Requirements: Copy out all lines with the word "subtitle" in them.

Material for the task:
━━━━━━━━━━━━━━━━━━━━━━━━━━━━━━
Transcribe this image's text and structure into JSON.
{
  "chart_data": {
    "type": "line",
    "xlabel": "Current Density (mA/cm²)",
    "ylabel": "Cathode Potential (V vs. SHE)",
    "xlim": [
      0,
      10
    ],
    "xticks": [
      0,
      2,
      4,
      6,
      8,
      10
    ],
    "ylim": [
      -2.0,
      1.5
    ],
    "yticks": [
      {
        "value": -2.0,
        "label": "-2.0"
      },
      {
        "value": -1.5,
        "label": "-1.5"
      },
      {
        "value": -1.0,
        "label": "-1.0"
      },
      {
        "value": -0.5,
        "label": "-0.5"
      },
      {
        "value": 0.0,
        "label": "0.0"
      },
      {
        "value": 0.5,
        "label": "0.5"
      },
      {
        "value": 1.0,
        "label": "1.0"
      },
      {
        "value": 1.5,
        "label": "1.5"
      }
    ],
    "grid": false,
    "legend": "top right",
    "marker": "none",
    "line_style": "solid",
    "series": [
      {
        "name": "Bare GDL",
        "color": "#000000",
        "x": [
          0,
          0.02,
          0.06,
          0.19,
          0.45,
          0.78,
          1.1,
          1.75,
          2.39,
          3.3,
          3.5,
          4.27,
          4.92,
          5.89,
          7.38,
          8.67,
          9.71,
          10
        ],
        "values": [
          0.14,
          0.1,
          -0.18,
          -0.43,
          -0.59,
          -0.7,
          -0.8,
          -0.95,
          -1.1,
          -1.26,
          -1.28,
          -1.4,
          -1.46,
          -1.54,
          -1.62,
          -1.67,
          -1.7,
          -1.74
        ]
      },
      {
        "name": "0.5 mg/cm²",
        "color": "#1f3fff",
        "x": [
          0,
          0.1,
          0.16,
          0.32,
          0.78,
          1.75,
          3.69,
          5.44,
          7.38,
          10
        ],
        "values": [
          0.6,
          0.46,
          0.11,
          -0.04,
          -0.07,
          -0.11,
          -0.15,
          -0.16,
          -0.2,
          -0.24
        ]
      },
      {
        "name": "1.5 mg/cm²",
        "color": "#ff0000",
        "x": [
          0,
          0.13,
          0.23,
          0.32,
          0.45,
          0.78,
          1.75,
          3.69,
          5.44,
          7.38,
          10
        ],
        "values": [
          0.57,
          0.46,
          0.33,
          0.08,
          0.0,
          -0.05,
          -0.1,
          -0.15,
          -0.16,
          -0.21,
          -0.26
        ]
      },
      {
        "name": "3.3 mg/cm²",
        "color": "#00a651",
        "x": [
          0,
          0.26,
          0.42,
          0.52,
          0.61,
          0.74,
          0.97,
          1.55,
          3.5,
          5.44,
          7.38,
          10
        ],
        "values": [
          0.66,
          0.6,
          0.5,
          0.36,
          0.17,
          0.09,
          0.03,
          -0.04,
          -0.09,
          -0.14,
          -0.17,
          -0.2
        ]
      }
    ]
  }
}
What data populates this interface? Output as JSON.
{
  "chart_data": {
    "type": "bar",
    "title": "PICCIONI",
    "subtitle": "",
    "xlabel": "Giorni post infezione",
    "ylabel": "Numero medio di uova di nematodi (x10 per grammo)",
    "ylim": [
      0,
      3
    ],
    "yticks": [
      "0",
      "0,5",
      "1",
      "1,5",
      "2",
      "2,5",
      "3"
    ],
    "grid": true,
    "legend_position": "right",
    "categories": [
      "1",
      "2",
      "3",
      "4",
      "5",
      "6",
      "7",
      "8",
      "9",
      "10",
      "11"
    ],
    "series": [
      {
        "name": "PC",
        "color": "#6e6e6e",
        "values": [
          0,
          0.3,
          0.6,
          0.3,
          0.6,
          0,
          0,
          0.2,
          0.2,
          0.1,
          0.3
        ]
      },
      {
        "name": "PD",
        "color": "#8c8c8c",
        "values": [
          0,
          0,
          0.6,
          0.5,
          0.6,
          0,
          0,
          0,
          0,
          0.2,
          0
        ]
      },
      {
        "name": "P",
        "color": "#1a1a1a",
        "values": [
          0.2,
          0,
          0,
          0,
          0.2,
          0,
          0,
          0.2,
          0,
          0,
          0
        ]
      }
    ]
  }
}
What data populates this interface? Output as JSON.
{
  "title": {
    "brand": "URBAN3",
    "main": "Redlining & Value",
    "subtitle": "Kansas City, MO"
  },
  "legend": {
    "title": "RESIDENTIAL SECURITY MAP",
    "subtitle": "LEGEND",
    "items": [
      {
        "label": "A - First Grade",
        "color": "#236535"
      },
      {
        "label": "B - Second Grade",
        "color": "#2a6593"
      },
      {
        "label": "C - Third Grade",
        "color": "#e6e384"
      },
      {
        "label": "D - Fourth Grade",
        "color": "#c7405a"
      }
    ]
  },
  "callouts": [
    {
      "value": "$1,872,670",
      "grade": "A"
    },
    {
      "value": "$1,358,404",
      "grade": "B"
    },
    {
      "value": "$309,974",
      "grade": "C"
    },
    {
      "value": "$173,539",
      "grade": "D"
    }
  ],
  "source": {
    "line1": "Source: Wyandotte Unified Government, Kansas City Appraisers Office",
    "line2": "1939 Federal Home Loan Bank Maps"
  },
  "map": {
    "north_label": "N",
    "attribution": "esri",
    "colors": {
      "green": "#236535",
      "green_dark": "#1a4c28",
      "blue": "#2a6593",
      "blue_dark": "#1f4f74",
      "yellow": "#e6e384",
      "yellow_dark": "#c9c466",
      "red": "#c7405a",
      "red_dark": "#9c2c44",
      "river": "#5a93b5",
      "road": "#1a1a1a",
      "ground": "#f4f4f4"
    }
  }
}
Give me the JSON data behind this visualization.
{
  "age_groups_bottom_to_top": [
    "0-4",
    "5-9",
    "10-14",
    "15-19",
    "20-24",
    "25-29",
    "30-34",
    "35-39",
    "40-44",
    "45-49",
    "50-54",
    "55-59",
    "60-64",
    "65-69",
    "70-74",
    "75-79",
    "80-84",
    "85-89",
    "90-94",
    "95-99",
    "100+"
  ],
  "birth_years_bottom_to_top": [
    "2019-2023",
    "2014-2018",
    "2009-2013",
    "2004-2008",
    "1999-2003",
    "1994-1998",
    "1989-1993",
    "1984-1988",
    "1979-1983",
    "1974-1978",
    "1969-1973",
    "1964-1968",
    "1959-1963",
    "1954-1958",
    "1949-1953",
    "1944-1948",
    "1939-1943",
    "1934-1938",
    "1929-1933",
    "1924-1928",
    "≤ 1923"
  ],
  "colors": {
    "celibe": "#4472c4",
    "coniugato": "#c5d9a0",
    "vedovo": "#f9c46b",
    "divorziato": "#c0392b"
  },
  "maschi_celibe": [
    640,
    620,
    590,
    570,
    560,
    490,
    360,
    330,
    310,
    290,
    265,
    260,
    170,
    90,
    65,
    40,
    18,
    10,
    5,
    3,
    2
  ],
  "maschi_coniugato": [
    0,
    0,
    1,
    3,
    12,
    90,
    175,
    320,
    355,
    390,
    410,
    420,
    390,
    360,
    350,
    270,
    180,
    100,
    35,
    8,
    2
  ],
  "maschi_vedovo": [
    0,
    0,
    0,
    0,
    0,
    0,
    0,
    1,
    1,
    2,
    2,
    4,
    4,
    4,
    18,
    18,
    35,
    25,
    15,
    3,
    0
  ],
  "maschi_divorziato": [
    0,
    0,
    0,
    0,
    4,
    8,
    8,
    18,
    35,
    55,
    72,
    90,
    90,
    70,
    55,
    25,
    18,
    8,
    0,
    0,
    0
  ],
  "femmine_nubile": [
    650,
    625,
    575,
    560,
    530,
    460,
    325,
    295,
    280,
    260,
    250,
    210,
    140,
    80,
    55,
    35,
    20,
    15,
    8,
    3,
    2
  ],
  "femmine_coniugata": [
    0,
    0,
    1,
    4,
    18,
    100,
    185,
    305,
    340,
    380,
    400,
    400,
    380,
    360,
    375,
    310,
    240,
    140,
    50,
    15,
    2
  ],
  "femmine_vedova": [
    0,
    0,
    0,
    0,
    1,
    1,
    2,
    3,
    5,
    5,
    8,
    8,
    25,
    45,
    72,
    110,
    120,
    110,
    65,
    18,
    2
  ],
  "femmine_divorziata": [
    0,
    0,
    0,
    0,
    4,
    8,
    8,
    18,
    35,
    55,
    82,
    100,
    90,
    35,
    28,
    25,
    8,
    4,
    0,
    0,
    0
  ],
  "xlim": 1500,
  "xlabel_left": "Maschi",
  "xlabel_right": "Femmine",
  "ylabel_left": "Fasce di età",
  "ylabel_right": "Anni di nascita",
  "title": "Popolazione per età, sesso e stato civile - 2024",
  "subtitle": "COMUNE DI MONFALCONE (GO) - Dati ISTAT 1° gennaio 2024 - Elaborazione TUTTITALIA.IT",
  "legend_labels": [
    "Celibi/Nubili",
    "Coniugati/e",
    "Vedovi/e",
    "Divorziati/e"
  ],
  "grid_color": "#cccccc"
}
━━━━━━━━━━━━━━━━━━━━━━━━━━━━━━
Result for this exercise:
    "subtitle": "",
    "subtitle": "Kansas City, MO"
    "subtitle": "LEGEND",
  "subtitle": "COMUNE DI MONFALCONE (GO) - Dati ISTAT 1° gennaio 2024 - Elaborazione TUTTITALIA.IT",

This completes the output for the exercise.